Excerpts from a figure dataset
+ + + +
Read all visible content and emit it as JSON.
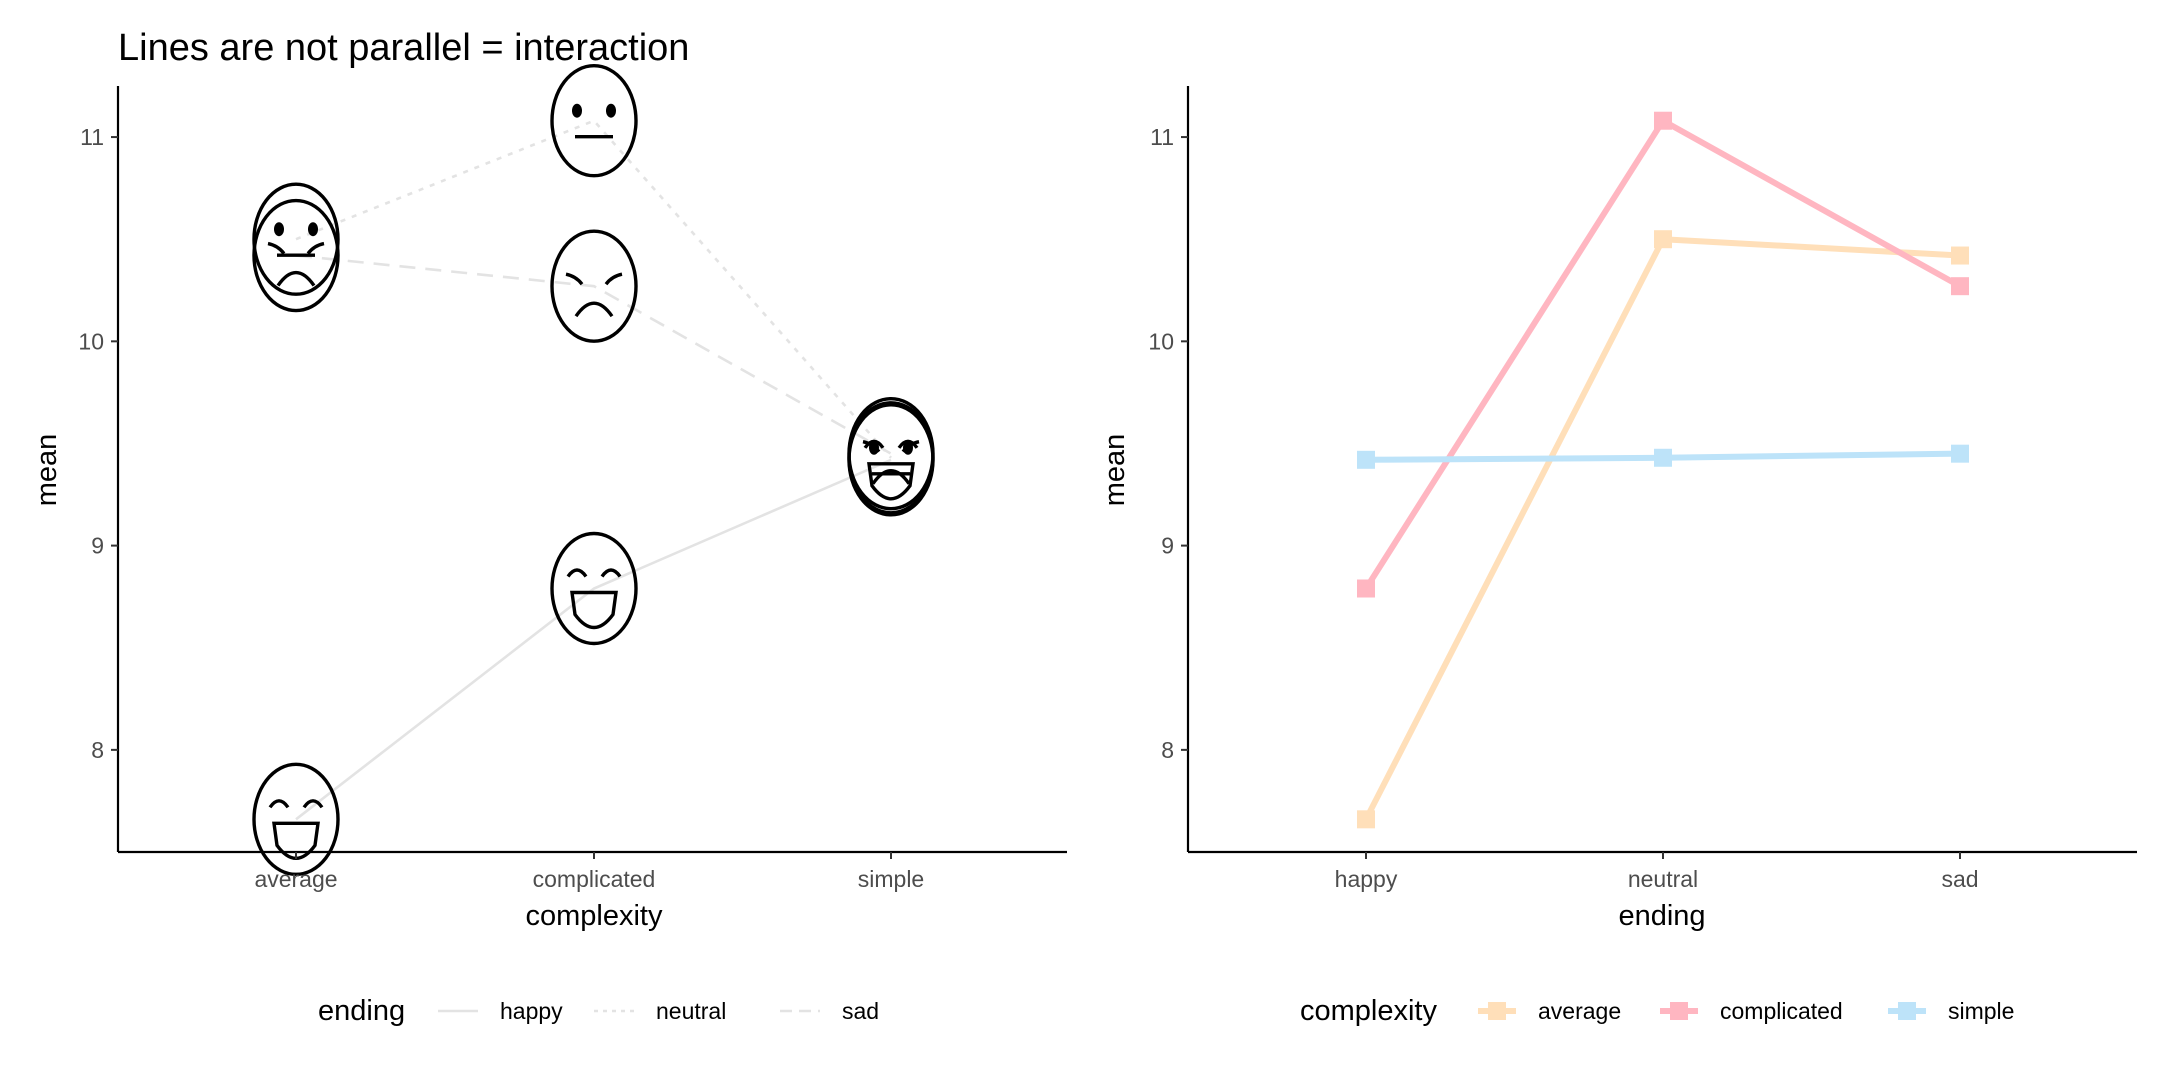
{
  "colors": {
    "average": "#FFDFB9",
    "complicated": "#FFB6C1",
    "simple": "#BDE3F9",
    "face_line": "#e3e3e3"
  },
  "chart_data": [
    {
      "type": "line",
      "title": "Lines are not parallel = interaction",
      "xlabel": "complexity",
      "ylabel": "mean",
      "categories": [
        "average",
        "complicated",
        "simple"
      ],
      "yticks": [
        8,
        9,
        10,
        11
      ],
      "ylim": [
        7.5,
        11.25
      ],
      "grid": false,
      "point_icons": "emoji faces",
      "legend": {
        "title": "ending",
        "position": "bottom",
        "entries": [
          "happy",
          "neutral",
          "sad"
        ]
      },
      "series": [
        {
          "name": "happy",
          "linetype": "solid",
          "face": "laughing-face-icon",
          "values": [
            7.66,
            8.79,
            9.42
          ]
        },
        {
          "name": "neutral",
          "linetype": "dotted",
          "face": "neutral-face-icon",
          "values": [
            10.5,
            11.08,
            9.43
          ]
        },
        {
          "name": "sad",
          "linetype": "dashed",
          "face": "sad-face-icon",
          "values": [
            10.42,
            10.27,
            9.45
          ]
        }
      ]
    },
    {
      "type": "line",
      "title": "",
      "xlabel": "ending",
      "ylabel": "mean",
      "categories": [
        "happy",
        "neutral",
        "sad"
      ],
      "yticks": [
        8,
        9,
        10,
        11
      ],
      "ylim": [
        7.5,
        11.25
      ],
      "grid": false,
      "legend": {
        "title": "complexity",
        "position": "bottom",
        "entries": [
          "average",
          "complicated",
          "simple"
        ]
      },
      "series": [
        {
          "name": "average",
          "color": "#FFDFB9",
          "values": [
            7.66,
            10.5,
            10.42
          ]
        },
        {
          "name": "complicated",
          "color": "#FFB6C1",
          "values": [
            8.79,
            11.08,
            10.27
          ]
        },
        {
          "name": "simple",
          "color": "#BDE3F9",
          "values": [
            9.42,
            9.43,
            9.45
          ]
        }
      ]
    }
  ]
}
+ + + +
* [What the task asks] Without the pictures, restate each entry exactly.

* [Full response]
Read all visible content and emit it as JSON.
{
  "colors": {
    "average": "#FFDFB9",
    "complicated": "#FFB6C1",
    "simple": "#BDE3F9",
    "face_line": "#e3e3e3"
  },
  "chart_data": [
    {
      "type": "line",
      "title": "Lines are not parallel = interaction",
      "xlabel": "complexity",
      "ylabel": "mean",
      "categories": [
        "average",
        "complicated",
        "simple"
      ],
      "yticks": [
        8,
        9,
        10,
        11
      ],
      "ylim": [
        7.5,
        11.25
      ],
      "grid": false,
      "point_icons": "emoji faces",
      "legend": {
        "title": "ending",
        "position": "bottom",
        "entries": [
          "happy",
          "neutral",
          "sad"
        ]
      },
      "series": [
        {
          "name": "happy",
          "linetype": "solid",
          "face": "laughing-face-icon",
          "values": [
            7.66,
            8.79,
            9.42
          ]
        },
        {
          "name": "neutral",
          "linetype": "dotted",
          "face": "neutral-face-icon",
          "values": [
            10.5,
            11.08,
            9.43
          ]
        },
        {
          "name": "sad",
          "linetype": "dashed",
          "face": "sad-face-icon",
          "values": [
            10.42,
            10.27,
            9.45
          ]
        }
      ]
    },
    {
      "type": "line",
      "title": "",
      "xlabel": "ending",
      "ylabel": "mean",
      "categories": [
        "happy",
        "neutral",
        "sad"
      ],
      "yticks": [
        8,
        9,
        10,
        11
      ],
      "ylim": [
        7.5,
        11.25
      ],
      "grid": false,
      "legend": {
        "title": "complexity",
        "position": "bottom",
        "entries": [
          "average",
          "complicated",
          "simple"
        ]
      },
      "series": [
        {
          "name": "average",
          "color": "#FFDFB9",
          "values": [
            7.66,
            10.5,
            10.42
          ]
        },
        {
          "name": "complicated",
          "color": "#FFB6C1",
          "values": [
            8.79,
            11.08,
            10.27
          ]
        },
        {
          "name": "simple",
          "color": "#BDE3F9",
          "values": [
            9.42,
            9.43,
            9.45
          ]
        }
      ]
    }
  ]
}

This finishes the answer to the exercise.